Locate every line in the material below that has the word "this". Copy each of those lines.

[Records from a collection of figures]
_ _ _ _

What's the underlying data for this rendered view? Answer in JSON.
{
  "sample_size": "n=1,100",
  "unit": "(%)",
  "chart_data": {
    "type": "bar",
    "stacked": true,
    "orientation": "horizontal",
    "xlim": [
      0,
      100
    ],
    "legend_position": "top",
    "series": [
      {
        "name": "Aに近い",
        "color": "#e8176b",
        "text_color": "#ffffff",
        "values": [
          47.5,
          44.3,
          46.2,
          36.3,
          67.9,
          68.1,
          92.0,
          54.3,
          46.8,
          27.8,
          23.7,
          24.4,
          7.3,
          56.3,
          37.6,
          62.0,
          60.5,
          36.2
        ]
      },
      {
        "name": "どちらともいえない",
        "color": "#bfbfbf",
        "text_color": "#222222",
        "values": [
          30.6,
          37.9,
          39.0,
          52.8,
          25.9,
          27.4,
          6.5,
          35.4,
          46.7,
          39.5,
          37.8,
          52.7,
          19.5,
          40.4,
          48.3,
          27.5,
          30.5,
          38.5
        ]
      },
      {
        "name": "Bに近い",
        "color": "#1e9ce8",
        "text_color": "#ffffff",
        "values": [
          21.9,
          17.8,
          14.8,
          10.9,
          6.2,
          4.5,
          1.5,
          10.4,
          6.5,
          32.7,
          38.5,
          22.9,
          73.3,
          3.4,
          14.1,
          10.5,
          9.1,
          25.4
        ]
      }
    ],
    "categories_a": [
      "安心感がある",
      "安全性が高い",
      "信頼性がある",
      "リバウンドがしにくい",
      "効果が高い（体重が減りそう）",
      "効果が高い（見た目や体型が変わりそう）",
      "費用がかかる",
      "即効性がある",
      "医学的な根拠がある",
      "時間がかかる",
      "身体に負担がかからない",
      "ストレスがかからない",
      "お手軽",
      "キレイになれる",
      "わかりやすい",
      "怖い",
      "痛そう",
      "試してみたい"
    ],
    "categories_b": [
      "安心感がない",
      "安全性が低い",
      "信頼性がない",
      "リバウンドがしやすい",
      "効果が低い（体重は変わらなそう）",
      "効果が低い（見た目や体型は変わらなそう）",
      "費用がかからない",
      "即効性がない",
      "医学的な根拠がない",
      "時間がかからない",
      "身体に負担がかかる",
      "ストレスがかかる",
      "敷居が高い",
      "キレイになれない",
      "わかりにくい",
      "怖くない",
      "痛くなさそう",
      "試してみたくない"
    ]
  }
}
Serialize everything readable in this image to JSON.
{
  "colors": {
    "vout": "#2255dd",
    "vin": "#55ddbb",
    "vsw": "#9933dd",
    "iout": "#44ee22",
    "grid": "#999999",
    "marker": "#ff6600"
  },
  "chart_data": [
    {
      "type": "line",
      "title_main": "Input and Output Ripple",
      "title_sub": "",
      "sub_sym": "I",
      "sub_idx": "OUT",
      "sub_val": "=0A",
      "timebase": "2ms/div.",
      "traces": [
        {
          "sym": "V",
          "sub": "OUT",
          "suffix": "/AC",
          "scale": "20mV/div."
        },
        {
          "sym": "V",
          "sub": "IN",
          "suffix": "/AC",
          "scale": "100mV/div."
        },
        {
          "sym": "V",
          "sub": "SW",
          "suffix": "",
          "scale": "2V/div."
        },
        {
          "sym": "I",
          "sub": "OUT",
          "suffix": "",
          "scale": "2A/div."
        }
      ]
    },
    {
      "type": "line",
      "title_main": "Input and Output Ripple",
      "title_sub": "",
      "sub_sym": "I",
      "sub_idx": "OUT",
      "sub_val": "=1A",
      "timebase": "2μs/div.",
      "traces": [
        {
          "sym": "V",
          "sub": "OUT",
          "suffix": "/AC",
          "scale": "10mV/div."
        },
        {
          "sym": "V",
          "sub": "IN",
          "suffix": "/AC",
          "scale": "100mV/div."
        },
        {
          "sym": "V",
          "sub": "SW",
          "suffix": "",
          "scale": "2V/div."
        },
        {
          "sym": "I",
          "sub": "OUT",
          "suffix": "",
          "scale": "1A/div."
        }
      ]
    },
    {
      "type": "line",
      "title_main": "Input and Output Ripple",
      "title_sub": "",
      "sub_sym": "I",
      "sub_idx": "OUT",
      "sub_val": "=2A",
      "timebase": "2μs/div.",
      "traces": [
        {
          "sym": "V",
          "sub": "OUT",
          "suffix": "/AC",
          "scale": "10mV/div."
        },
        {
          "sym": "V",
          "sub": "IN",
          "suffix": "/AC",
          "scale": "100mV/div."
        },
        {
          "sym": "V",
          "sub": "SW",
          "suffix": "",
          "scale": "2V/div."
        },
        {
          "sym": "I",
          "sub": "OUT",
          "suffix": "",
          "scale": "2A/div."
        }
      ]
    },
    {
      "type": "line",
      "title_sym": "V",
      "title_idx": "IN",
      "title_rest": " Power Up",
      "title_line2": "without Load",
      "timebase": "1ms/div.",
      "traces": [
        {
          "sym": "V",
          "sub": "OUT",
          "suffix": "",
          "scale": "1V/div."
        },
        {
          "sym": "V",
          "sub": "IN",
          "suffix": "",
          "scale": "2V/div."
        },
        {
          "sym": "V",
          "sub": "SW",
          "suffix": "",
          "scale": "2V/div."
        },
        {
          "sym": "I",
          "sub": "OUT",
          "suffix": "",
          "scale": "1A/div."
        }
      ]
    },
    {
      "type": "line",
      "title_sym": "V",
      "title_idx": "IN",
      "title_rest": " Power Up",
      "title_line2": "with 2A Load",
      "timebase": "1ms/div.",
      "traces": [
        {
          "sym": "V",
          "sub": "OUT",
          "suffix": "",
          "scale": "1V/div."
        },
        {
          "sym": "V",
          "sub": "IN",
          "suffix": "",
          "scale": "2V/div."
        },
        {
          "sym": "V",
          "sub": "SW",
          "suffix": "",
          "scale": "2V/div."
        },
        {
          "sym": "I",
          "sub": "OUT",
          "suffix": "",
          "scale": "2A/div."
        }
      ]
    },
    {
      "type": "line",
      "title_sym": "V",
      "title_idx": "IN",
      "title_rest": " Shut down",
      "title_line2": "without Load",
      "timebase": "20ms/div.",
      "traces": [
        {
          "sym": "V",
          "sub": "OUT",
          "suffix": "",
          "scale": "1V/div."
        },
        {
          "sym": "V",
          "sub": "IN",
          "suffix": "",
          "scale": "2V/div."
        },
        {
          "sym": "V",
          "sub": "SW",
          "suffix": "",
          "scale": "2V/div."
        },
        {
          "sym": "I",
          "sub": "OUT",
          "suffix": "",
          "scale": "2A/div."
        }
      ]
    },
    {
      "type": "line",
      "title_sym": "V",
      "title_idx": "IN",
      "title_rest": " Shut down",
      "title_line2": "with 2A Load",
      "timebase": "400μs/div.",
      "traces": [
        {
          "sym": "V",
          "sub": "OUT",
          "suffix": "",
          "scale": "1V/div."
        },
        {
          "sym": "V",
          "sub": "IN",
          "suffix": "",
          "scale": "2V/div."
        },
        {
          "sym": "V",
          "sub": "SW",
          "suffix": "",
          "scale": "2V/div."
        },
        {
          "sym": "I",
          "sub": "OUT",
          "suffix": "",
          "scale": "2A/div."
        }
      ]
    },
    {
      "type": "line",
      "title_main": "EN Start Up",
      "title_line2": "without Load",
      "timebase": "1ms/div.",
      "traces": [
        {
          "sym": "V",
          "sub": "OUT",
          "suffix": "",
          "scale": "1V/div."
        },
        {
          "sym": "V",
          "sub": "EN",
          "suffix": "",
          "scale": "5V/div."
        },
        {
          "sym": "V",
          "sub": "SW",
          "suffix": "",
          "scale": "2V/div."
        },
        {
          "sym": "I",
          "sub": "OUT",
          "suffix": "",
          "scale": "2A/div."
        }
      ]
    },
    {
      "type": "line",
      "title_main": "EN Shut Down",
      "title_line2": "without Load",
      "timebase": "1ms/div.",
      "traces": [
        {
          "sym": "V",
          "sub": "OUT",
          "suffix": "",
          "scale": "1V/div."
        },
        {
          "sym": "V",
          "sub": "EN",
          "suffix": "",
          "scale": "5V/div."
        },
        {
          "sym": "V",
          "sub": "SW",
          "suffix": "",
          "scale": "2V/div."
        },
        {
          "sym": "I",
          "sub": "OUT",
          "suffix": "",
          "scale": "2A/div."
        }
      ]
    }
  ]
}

_ _ _ _

* Complete answer *
What's the underlying data for this rendered view? Answer in JSON.
Serialize everything readable in this image to JSON.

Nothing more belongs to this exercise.